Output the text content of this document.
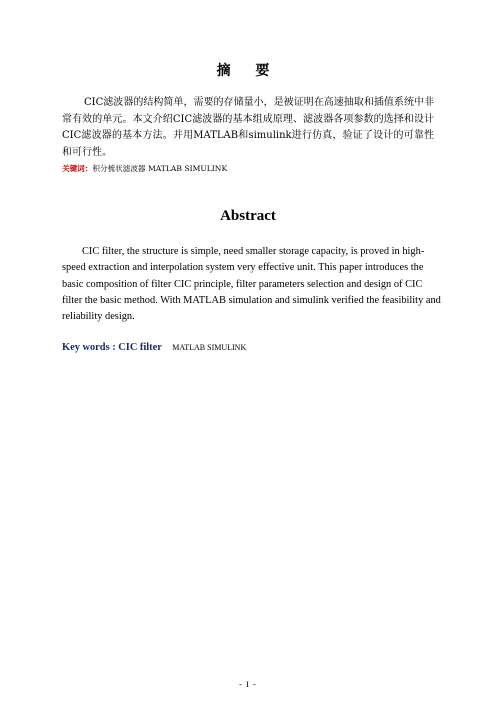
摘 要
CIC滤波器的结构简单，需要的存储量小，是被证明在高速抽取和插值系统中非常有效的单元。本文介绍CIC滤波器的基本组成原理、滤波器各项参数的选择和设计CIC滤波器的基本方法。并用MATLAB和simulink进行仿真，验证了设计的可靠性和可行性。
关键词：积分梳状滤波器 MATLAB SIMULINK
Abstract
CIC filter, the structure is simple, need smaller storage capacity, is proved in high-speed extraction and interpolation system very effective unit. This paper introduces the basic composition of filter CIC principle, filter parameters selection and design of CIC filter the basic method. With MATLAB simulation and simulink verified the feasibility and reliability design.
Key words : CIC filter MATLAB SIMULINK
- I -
· · · · ·
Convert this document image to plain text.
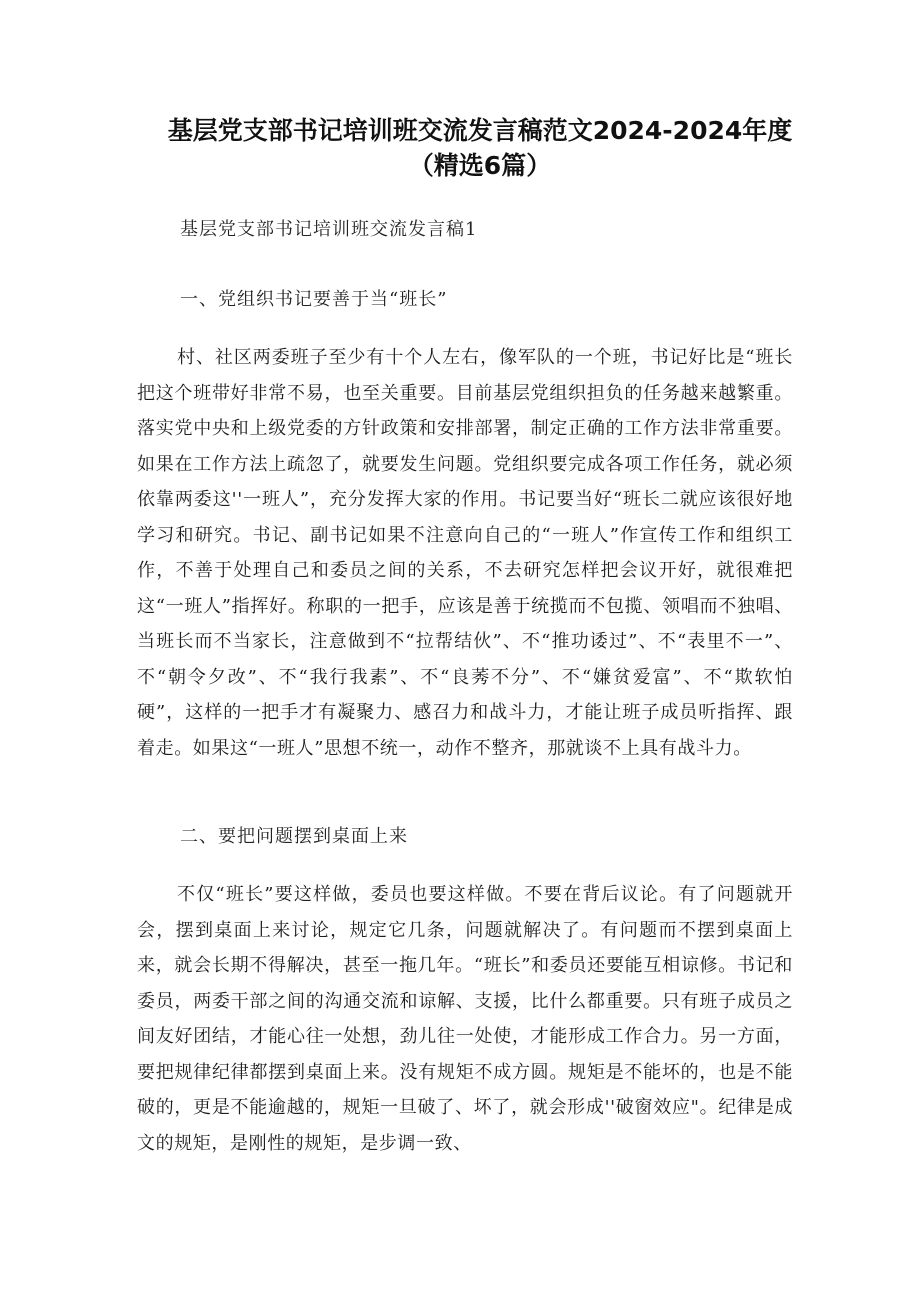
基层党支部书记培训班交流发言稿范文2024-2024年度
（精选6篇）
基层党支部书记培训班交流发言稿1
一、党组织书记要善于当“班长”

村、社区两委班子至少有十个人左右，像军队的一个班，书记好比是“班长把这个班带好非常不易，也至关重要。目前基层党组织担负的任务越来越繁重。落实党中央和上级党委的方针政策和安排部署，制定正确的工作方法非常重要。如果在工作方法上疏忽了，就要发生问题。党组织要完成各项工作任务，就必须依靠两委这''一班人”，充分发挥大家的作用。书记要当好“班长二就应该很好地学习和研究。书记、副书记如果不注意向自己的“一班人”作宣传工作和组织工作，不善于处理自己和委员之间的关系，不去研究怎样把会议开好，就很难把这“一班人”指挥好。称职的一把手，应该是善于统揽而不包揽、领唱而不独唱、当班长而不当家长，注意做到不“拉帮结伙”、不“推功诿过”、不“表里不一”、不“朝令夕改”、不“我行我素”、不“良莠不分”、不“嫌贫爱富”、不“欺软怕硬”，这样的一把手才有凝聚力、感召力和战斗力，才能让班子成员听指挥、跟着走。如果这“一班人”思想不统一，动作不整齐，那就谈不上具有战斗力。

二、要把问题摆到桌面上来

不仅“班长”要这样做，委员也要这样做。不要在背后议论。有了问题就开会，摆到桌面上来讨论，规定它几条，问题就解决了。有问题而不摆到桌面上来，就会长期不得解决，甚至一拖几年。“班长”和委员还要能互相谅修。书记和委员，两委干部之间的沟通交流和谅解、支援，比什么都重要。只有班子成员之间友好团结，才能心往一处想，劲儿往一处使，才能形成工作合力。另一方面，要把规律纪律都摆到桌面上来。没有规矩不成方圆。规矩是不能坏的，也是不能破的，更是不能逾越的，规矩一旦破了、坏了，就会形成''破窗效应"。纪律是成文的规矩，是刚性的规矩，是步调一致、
· · · · ·
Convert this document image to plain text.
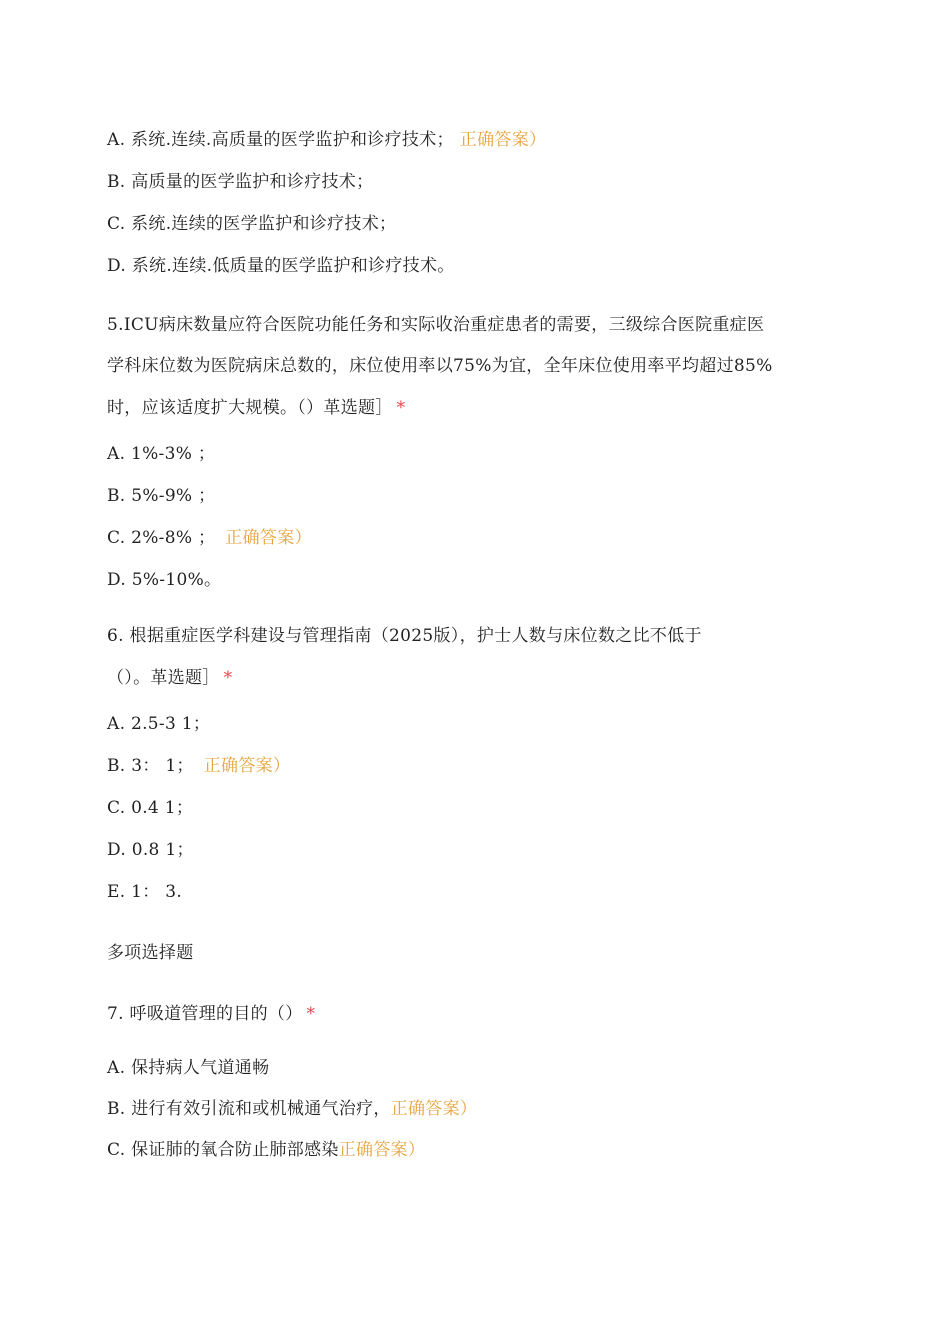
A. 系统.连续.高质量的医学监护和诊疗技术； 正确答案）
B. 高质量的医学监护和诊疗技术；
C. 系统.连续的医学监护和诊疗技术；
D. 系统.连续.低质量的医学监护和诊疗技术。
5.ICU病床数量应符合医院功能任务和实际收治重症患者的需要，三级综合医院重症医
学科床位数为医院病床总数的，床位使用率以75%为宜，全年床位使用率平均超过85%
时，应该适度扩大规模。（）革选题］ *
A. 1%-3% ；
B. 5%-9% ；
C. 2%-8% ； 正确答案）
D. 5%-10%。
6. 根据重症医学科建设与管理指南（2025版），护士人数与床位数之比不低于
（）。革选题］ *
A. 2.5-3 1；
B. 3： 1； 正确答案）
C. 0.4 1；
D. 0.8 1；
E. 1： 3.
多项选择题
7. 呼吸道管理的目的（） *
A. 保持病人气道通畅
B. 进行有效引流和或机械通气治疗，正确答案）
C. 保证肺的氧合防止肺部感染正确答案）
· · · · ·
WHAT THE TASK ASKS — Scan the listing above and copy all lines containing the word "filter".

FULL OUTPUT —
CIC filter, the structure is simple, need smaller storage capacity, is proved in high-speed extraction and interpolation system very effective unit. This paper introduces the basic composition of filter CIC principle, filter parameters selection and design of CIC filter the basic method. With MATLAB simulation and simulink verified the feasibility and reliability design.
Key words : CIC filter MATLAB SIMULINK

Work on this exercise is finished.